Yusif Eyvazov, Salle Gaveau, 7 février 2019
Voici le récit d’un récital qui risque de sonner comme la description de déceptions. Baste, assumons-le, brof.
Le concept
Yusif Eyvazov n’est pas un ténor comme un autre. C’est M. Netrebko. Est-il pour autant suspect de vivre aux crochets de madame, présente pour le concert, qui l’a imposé sur les plus grandes scènes du monde ? Certes non. Si les contacts et les exigences de la diva du moment lui ont permis d’accélérer méchamment sa carrière, l’artiste n’en a pas moins les moyens et l’envergure des défis qu’il relève. Il nous souvient ainsi d’avoir alterqué avec un paltoquet qui le huait, comme moult autres, à l’issue de sa première à Bastille, où l’artiste avait pourtant été brillant. Quand je rentrai, l’on m’expliqua la raison de cette bronca : M. Netrebko, piston, etc. C’est donc avec curiosité que nous nous rendons, à l’invitation d’une fan du couple doré, à son récital russo-rital.

> [À faire]:
Indiquez, s'il vous plaît, la date et la salle du récital de Yusif Eyvazov selon le compte rendu. Les lignes qui suivent n'interviennent en rien ici.

Données d'annotation des boîtes:
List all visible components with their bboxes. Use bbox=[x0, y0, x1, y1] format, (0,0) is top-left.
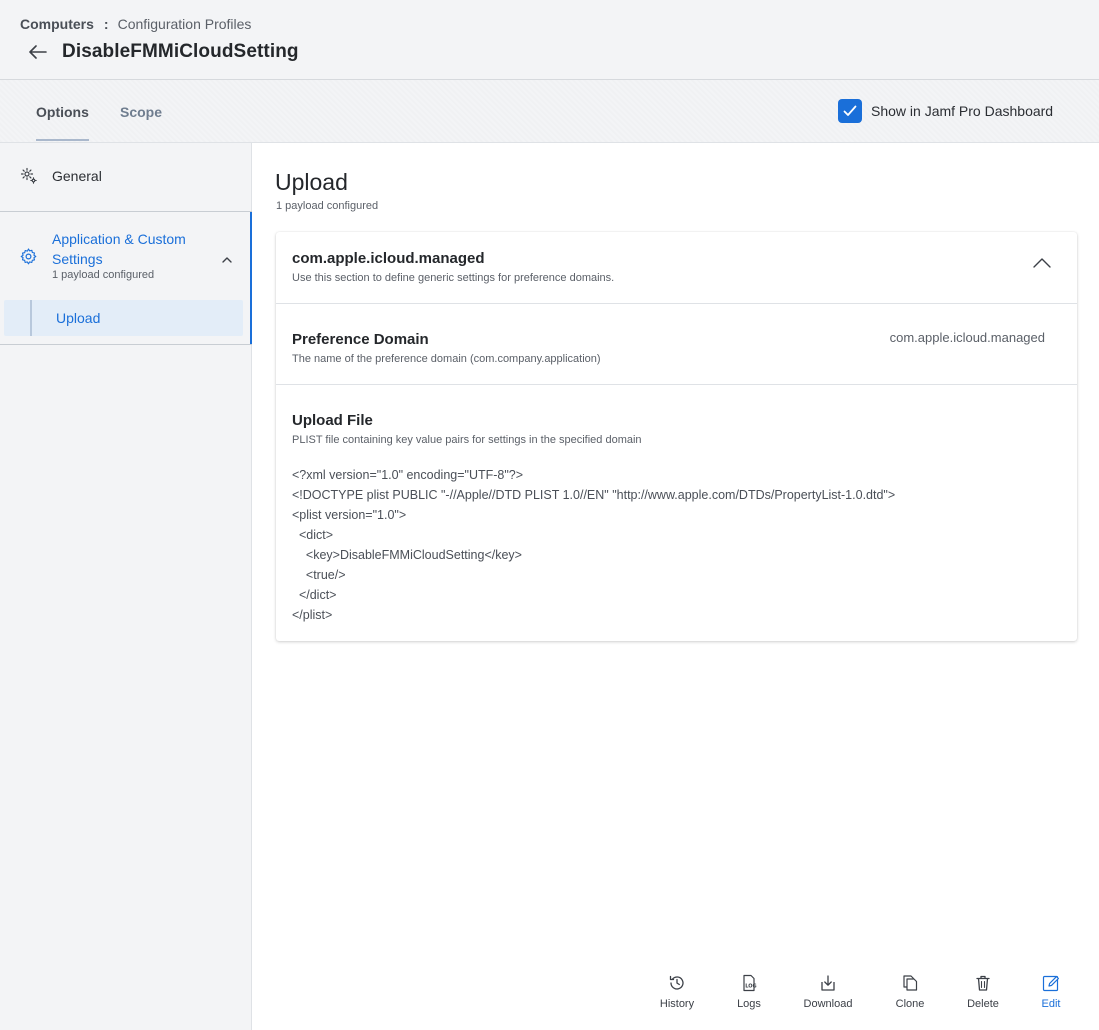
logs-icon-text: LOG bbox=[745, 984, 756, 990]
payload-card: com.apple.icloud.managed Use this sectio… bbox=[276, 232, 1077, 641]
delete-button[interactable]: Delete bbox=[965, 968, 1001, 1014]
payload-description: Use this section to define generic setti… bbox=[292, 272, 615, 284]
history-button[interactable]: History bbox=[659, 968, 695, 1014]
download-button[interactable]: Download bbox=[801, 968, 855, 1014]
tab-bar: Options Scope Show in Jamf Pro Dashboard bbox=[0, 80, 1099, 143]
dashboard-label: Show in Jamf Pro Dashboard bbox=[871, 103, 1054, 119]
delete-label: Delete bbox=[967, 998, 999, 1010]
gear-icon bbox=[20, 248, 37, 270]
payload-card-header: com.apple.icloud.managed Use this sectio… bbox=[276, 232, 1077, 304]
sidebar-subitem-upload-label: Upload bbox=[56, 310, 101, 326]
gear-icon bbox=[20, 167, 38, 190]
plist-line: <dict> bbox=[292, 528, 333, 542]
sidebar-item-application-subtitle: 1 payload configured bbox=[52, 269, 155, 281]
download-label: Download bbox=[803, 998, 853, 1010]
breadcrumb-separator: : bbox=[103, 16, 109, 32]
breadcrumb-computers[interactable]: Computers bbox=[20, 16, 94, 32]
breadcrumb: Computers : Configuration Profiles bbox=[20, 16, 251, 32]
sidebar-item-general[interactable]: General bbox=[0, 143, 251, 212]
history-label: History bbox=[659, 998, 695, 1010]
upload-file-description: PLIST file containing key value pairs fo… bbox=[292, 434, 642, 446]
section-title: Upload bbox=[275, 169, 348, 195]
sidebar: General Application & Custom Settings 1 … bbox=[0, 143, 252, 1030]
logs-button[interactable]: LOG Logs bbox=[736, 968, 762, 1014]
tab-options[interactable]: Options bbox=[36, 80, 89, 143]
chevron-up-icon[interactable] bbox=[221, 251, 233, 269]
plist-line: <?xml version="1.0" encoding="UTF-8"?> bbox=[292, 468, 524, 482]
main-content: Upload 1 payload configured com.apple.ic… bbox=[252, 143, 1099, 1030]
clone-icon bbox=[901, 972, 919, 994]
pencil-icon bbox=[1042, 972, 1060, 994]
preference-domain-description: The name of the preference domain (com.c… bbox=[292, 353, 601, 365]
edit-label: Edit bbox=[1041, 998, 1061, 1010]
preference-domain-row: Preference Domain The name of the prefer… bbox=[276, 304, 1077, 385]
plist-line: <plist version="1.0"> bbox=[292, 508, 407, 522]
back-arrow-icon[interactable] bbox=[26, 40, 50, 64]
payload-heading: com.apple.icloud.managed bbox=[292, 250, 485, 267]
plist-line: <true/> bbox=[292, 568, 346, 582]
collapse-chevron-icon[interactable] bbox=[1032, 256, 1052, 274]
breadcrumb-configuration-profiles[interactable]: Configuration Profiles bbox=[118, 16, 252, 32]
edit-button[interactable]: Edit bbox=[1040, 968, 1062, 1014]
checkmark-icon bbox=[843, 105, 857, 116]
upload-file-row: Upload File PLIST file containing key va… bbox=[276, 385, 1077, 641]
page-title: DisableFMMiCloudSetting bbox=[62, 41, 299, 62]
download-icon bbox=[819, 972, 837, 994]
history-icon bbox=[668, 972, 686, 994]
preference-domain-label: Preference Domain bbox=[292, 331, 429, 348]
sidebar-item-application-custom-settings: Application & Custom Settings 1 payload … bbox=[0, 211, 252, 345]
plist-line: </dict> bbox=[292, 588, 337, 602]
logs-icon: LOG bbox=[740, 972, 758, 994]
sidebar-subitem-upload[interactable]: Upload bbox=[4, 300, 243, 336]
plist-content: <?xml version="1.0" encoding="UTF-8"?> <… bbox=[292, 465, 895, 625]
dashboard-checkbox[interactable] bbox=[838, 99, 862, 123]
clone-button[interactable]: Clone bbox=[894, 968, 926, 1014]
sidebar-item-general-label: General bbox=[52, 168, 102, 184]
page-header: Computers : Configuration Profiles Disab… bbox=[0, 0, 1099, 80]
trash-icon bbox=[974, 972, 992, 994]
subitem-indent-bar bbox=[30, 300, 32, 336]
clone-label: Clone bbox=[895, 998, 925, 1010]
title-row: DisableFMMiCloudSetting bbox=[26, 40, 299, 64]
plist-line: </plist> bbox=[292, 608, 333, 622]
sidebar-item-application-label[interactable]: Application & Custom Settings bbox=[52, 229, 202, 269]
tab-scope[interactable]: Scope bbox=[120, 80, 162, 143]
logs-label: Logs bbox=[737, 998, 761, 1010]
plist-line: <key>DisableFMMiCloudSetting</key> bbox=[292, 548, 522, 562]
preference-domain-value: com.apple.icloud.managed bbox=[889, 330, 1045, 345]
plist-line: <!DOCTYPE plist PUBLIC "-//Apple//DTD PL… bbox=[292, 488, 896, 502]
upload-file-label: Upload File bbox=[292, 412, 373, 429]
section-subtitle: 1 payload configured bbox=[276, 200, 379, 212]
show-in-dashboard-toggle[interactable]: Show in Jamf Pro Dashboard bbox=[838, 99, 1053, 123]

> [Réponse complète]:
Le 7 février 2019, à la Salle Gaveau.